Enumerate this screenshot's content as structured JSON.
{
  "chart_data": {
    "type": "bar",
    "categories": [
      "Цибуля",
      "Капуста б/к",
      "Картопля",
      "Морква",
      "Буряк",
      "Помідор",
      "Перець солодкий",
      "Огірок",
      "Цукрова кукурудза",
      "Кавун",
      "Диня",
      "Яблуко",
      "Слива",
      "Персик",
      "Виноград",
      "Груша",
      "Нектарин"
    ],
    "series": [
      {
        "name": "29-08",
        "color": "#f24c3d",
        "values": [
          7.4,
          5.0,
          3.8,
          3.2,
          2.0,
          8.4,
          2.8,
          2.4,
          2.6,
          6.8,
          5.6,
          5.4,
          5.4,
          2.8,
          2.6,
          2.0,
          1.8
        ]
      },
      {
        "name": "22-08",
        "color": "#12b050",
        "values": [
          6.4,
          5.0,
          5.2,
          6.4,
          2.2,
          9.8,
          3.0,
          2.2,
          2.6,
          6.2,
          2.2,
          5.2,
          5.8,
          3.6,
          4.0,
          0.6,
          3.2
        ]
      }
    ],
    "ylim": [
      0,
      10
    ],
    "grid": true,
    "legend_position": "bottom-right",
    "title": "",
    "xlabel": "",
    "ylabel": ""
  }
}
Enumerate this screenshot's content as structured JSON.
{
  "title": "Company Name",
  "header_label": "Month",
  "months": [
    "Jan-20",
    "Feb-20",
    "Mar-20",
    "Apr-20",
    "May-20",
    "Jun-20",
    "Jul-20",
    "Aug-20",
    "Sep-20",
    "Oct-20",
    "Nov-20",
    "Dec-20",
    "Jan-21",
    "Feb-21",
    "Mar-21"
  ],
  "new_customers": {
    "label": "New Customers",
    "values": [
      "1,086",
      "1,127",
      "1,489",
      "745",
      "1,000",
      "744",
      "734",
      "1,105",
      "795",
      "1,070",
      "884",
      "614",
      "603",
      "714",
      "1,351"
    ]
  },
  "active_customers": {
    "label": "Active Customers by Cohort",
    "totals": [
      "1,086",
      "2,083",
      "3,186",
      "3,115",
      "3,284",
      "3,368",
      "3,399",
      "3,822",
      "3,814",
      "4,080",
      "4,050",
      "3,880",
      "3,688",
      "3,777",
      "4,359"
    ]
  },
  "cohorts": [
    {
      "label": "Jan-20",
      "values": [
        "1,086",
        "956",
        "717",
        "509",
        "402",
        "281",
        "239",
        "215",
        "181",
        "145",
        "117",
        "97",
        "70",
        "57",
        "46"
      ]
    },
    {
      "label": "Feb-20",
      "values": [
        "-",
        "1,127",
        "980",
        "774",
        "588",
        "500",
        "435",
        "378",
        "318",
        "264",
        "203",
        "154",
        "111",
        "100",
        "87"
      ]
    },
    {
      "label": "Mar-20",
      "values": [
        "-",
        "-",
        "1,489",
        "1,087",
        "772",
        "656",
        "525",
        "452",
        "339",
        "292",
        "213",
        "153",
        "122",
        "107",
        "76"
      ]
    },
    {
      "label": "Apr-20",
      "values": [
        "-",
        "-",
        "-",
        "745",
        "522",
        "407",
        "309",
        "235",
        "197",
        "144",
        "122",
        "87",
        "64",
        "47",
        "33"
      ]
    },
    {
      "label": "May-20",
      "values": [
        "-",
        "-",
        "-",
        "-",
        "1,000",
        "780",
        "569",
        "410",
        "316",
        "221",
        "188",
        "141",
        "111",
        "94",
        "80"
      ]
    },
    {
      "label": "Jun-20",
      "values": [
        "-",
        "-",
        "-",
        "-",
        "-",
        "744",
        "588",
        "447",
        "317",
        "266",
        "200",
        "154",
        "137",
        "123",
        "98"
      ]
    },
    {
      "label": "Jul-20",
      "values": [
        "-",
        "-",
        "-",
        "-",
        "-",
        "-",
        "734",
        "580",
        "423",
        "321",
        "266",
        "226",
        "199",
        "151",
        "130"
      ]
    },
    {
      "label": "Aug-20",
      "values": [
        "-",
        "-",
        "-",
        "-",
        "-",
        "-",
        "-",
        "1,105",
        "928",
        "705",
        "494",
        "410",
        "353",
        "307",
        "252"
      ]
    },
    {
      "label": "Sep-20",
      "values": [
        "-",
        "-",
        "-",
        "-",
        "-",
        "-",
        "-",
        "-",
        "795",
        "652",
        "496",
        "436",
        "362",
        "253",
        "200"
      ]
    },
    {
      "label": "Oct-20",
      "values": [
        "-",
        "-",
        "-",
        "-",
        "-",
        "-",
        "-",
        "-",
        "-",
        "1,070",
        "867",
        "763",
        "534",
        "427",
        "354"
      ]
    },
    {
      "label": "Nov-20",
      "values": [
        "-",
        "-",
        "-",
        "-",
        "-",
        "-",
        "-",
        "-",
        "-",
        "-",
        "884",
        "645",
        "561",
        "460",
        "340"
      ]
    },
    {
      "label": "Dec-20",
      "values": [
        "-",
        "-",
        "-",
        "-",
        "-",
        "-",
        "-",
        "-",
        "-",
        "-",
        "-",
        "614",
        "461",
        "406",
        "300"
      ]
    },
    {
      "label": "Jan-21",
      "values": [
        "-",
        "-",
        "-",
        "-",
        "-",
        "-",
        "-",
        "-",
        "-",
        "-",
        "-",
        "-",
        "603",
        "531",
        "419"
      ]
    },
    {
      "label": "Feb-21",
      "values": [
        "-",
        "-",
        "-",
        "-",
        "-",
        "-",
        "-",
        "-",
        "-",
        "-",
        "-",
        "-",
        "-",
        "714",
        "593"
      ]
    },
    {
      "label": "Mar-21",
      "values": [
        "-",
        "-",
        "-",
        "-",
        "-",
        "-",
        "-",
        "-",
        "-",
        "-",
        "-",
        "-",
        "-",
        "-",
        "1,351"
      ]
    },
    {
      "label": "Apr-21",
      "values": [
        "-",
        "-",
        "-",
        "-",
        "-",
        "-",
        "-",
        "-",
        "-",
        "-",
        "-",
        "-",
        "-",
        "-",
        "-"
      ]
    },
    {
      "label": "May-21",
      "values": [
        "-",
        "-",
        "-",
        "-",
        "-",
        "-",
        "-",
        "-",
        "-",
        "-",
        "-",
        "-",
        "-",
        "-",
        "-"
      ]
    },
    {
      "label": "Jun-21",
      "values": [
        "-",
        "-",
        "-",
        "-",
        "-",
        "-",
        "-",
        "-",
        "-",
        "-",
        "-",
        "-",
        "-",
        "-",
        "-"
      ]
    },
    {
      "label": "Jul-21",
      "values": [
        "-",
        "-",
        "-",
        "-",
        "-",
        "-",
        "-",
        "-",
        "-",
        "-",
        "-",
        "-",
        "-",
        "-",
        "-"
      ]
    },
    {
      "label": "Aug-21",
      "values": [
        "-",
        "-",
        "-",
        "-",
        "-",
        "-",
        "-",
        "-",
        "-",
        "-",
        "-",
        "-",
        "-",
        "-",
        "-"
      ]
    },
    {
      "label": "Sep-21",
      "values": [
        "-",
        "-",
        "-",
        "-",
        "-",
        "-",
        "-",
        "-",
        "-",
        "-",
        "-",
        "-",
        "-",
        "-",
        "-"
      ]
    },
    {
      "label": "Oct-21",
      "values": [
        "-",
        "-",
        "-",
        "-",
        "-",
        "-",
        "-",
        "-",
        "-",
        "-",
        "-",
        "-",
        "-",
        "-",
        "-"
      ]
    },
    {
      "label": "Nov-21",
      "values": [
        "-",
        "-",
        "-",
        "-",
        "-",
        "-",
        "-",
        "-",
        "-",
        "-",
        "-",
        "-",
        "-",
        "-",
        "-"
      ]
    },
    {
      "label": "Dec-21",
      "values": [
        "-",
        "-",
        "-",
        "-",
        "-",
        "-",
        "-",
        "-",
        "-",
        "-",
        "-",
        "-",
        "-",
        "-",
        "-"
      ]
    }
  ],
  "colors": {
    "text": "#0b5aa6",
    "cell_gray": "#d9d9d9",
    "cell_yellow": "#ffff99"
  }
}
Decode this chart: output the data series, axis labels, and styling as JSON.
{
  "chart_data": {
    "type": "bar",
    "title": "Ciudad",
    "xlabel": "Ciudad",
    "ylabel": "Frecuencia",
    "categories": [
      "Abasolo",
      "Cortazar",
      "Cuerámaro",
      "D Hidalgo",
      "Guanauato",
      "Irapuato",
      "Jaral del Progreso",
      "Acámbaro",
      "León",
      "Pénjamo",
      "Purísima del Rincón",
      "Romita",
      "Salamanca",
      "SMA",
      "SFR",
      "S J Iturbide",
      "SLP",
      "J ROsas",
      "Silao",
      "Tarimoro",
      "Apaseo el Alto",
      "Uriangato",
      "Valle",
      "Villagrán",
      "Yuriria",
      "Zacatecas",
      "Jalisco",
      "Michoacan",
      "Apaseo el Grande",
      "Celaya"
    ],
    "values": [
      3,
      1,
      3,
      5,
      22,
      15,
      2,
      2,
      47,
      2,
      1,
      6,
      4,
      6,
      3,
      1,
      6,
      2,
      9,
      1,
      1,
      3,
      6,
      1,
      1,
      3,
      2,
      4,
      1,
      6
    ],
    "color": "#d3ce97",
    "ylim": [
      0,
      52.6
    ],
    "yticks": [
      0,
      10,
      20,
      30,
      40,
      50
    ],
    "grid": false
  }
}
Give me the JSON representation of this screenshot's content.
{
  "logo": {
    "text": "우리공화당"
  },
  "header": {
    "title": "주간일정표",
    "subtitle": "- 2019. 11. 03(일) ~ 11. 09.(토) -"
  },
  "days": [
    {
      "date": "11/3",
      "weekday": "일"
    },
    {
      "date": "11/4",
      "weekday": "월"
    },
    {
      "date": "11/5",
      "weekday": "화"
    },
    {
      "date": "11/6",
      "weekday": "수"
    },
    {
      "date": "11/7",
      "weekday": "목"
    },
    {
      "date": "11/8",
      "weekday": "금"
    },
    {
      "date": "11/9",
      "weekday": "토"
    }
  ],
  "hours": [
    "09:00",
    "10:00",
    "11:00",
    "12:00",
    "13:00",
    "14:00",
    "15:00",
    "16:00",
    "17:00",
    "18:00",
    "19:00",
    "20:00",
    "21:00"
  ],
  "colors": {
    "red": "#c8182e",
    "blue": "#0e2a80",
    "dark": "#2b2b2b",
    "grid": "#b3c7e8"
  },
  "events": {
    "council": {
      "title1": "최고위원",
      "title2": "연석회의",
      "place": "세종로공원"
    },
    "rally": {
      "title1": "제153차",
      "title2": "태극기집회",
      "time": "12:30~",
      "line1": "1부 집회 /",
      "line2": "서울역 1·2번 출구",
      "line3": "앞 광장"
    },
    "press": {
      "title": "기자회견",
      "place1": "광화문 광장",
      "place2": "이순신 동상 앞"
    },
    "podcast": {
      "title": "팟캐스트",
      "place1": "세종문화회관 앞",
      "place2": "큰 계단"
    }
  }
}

Task instructions:
Set down, word for word, every line from the line that holds "Give me the" to the end of the entries above, including both ends.

Expected answer:
Give me the JSON representation of this screenshot's content.
{
  "logo": {
    "text": "우리공화당"
  },
  "header": {
    "title": "주간일정표",
    "subtitle": "- 2019. 11. 03(일) ~ 11. 09.(토) -"
  },
  "days": [
    {
      "date": "11/3",
      "weekday": "일"
    },
    {
      "date": "11/4",
      "weekday": "월"
    },
    {
      "date": "11/5",
      "weekday": "화"
    },
    {
      "date": "11/6",
      "weekday": "수"
    },
    {
      "date": "11/7",
      "weekday": "목"
    },
    {
      "date": "11/8",
      "weekday": "금"
    },
    {
      "date": "11/9",
      "weekday": "토"
    }
  ],
  "hours": [
    "09:00",
    "10:00",
    "11:00",
    "12:00",
    "13:00",
    "14:00",
    "15:00",
    "16:00",
    "17:00",
    "18:00",
    "19:00",
    "20:00",
    "21:00"
  ],
  "colors": {
    "red": "#c8182e",
    "blue": "#0e2a80",
    "dark": "#2b2b2b",
    "grid": "#b3c7e8"
  },
  "events": {
    "council": {
      "title1": "최고위원",
      "title2": "연석회의",
      "place": "세종로공원"
    },
    "rally": {
      "title1": "제153차",
      "title2": "태극기집회",
      "time": "12:30~",
      "line1": "1부 집회 /",
      "line2": "서울역 1·2번 출구",
      "line3": "앞 광장"
    },
    "press": {
      "title": "기자회견",
      "place1": "광화문 광장",
      "place2": "이순신 동상 앞"
    },
    "podcast": {
      "title": "팟캐스트",
      "place1": "세종문화회관 앞",
      "place2": "큰 계단"
    }
  }
}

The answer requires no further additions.